*Extracted information*

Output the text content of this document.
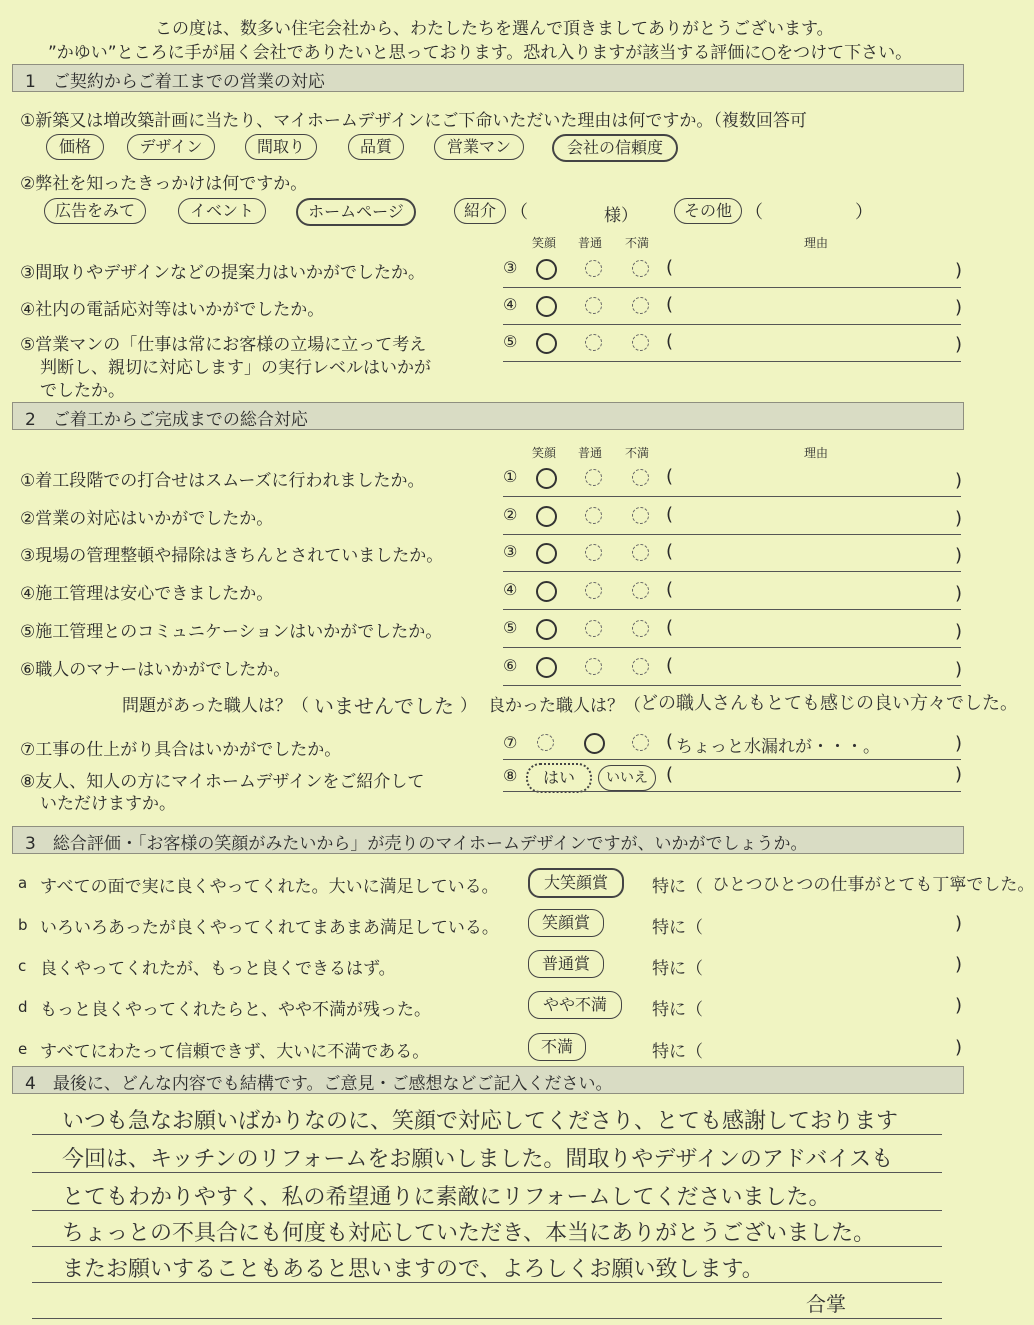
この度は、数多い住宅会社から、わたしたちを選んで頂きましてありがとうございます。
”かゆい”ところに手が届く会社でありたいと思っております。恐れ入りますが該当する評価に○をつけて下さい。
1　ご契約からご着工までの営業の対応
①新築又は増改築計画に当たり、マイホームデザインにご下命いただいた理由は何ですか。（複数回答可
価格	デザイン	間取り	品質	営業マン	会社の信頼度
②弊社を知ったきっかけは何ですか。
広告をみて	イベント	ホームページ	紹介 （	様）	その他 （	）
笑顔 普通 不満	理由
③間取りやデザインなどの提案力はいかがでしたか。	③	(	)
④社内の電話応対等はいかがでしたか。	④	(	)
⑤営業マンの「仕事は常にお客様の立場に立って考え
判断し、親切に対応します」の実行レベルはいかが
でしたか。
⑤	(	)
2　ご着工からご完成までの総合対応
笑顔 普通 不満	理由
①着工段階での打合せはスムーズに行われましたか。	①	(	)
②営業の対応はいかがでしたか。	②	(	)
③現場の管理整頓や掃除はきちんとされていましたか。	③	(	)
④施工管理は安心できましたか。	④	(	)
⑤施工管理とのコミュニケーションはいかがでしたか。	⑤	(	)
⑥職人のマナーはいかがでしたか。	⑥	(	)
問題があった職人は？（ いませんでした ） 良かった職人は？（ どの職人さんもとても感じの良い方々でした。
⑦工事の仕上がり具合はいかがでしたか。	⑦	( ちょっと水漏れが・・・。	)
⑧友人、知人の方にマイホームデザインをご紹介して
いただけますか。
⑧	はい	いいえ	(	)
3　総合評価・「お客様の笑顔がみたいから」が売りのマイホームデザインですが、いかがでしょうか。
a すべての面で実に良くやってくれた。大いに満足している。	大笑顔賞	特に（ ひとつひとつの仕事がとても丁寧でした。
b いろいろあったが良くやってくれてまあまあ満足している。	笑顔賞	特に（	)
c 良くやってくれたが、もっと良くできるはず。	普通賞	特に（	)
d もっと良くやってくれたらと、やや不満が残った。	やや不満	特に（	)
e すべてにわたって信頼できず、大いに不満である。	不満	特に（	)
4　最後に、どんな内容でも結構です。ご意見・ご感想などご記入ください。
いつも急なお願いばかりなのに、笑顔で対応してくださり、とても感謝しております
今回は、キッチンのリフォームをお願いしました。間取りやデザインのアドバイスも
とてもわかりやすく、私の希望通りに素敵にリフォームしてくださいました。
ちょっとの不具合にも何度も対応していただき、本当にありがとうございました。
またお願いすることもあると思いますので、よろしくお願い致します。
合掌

*Aim*
Print each record exactly as it stands, leaving the images out.

*Result*
Output the text content of this document.
この度は、数多い住宅会社から、わたしたちを選んで頂きましてありがとうございます。
”かゆい”ところに手が届く会社でありたいと思っております。恐れ入りますが該当する評価に○をつけて下さい。
1　ご契約からご着工までの営業の対応
①新築又は増改築計画に当たり、マイホームデザインにご下命いただいた理由は何ですか。（複数回答可
価格	デザイン	間取り	品質	営業マン	会社の信頼度
②弊社を知ったきっかけは何ですか。
広告をみて	イベント	ホームページ	紹介 （	様）	その他 （	）
笑顔 普通 不満	理由
③間取りやデザインなどの提案力はいかがでしたか。	③	(	)
④社内の電話応対等はいかがでしたか。	④	(	)
⑤営業マンの「仕事は常にお客様の立場に立って考え
判断し、親切に対応します」の実行レベルはいかが
でしたか。
⑤	(	)
2　ご着工からご完成までの総合対応
笑顔 普通 不満	理由
①着工段階での打合せはスムーズに行われましたか。	①	(	)
②営業の対応はいかがでしたか。	②	(	)
③現場の管理整頓や掃除はきちんとされていましたか。	③	(	)
④施工管理は安心できましたか。	④	(	)
⑤施工管理とのコミュニケーションはいかがでしたか。	⑤	(	)
⑥職人のマナーはいかがでしたか。	⑥	(	)
問題があった職人は？（ いませんでした ） 良かった職人は？（ どの職人さんもとても感じの良い方々でした。
⑦工事の仕上がり具合はいかがでしたか。	⑦	( ちょっと水漏れが・・・。	)
⑧友人、知人の方にマイホームデザインをご紹介して
いただけますか。
⑧	はい	いいえ	(	)
3　総合評価・「お客様の笑顔がみたいから」が売りのマイホームデザインですが、いかがでしょうか。
a すべての面で実に良くやってくれた。大いに満足している。	大笑顔賞	特に（ ひとつひとつの仕事がとても丁寧でした。
b いろいろあったが良くやってくれてまあまあ満足している。	笑顔賞	特に（	)
c 良くやってくれたが、もっと良くできるはず。	普通賞	特に（	)
d もっと良くやってくれたらと、やや不満が残った。	やや不満	特に（	)
e すべてにわたって信頼できず、大いに不満である。	不満	特に（	)
4　最後に、どんな内容でも結構です。ご意見・ご感想などご記入ください。
いつも急なお願いばかりなのに、笑顔で対応してくださり、とても感謝しております
今回は、キッチンのリフォームをお願いしました。間取りやデザインのアドバイスも
とてもわかりやすく、私の希望通りに素敵にリフォームしてくださいました。
ちょっとの不具合にも何度も対応していただき、本当にありがとうございました。
またお願いすることもあると思いますので、よろしくお願い致します。
合掌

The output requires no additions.